#### Stated task:
Every line in the listing is to be echoed verbatim.

(Extracted records)
>> Begin

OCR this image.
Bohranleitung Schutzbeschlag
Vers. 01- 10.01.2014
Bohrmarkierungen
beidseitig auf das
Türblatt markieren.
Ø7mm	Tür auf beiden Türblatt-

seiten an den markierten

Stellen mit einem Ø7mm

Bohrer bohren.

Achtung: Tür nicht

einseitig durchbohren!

>> End

#### Response to this exercise:
OCR this image.
Bohranleitung Schutzbeschlag
Vers. 01- 10.01.2014
Bohrmarkierungen
beidseitig auf das
Türblatt markieren.
Ø7mm	Tür auf beiden Türblatt-

seiten an den markierten

Stellen mit einem Ø7mm

Bohrer bohren.

Achtung: Tür nicht

einseitig durchbohren!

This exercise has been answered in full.